§ Goal of the exercise: Pull out every line below containing the word "find".

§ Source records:
****************************************

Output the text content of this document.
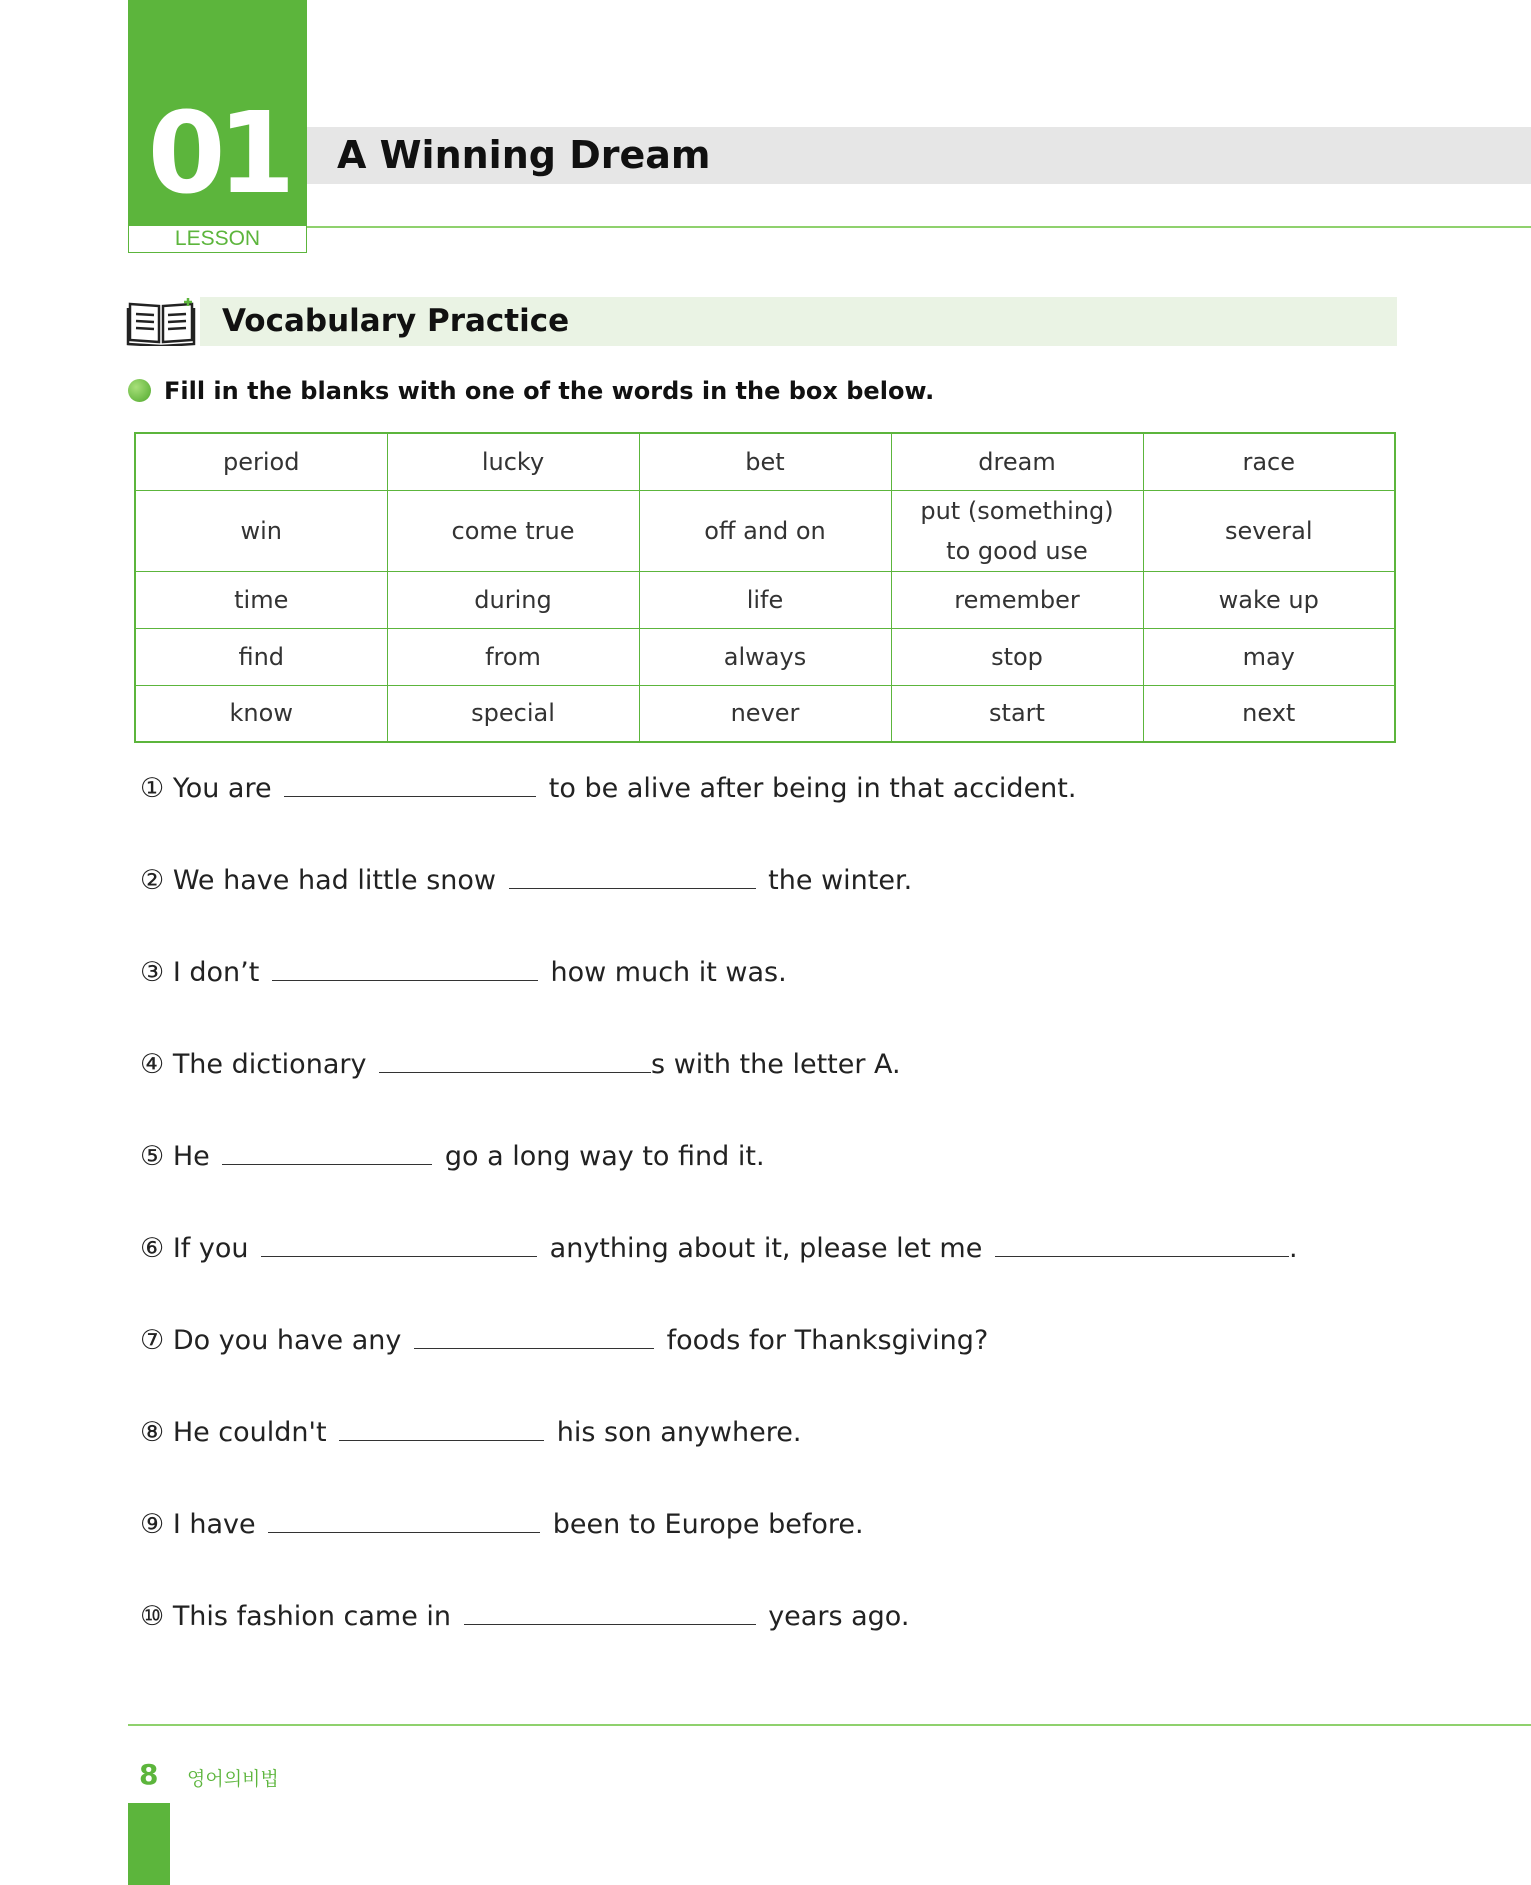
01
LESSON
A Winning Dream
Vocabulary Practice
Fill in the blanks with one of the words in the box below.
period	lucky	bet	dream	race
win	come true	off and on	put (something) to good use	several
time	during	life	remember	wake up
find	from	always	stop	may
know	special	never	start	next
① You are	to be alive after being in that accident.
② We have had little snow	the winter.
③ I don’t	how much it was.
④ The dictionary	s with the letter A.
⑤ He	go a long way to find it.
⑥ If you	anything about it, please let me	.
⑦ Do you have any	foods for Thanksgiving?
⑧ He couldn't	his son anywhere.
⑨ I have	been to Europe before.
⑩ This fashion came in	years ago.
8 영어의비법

****************************************

§ Finished exercise:
find	from	always	stop	may
⑤ He	go a long way to find it.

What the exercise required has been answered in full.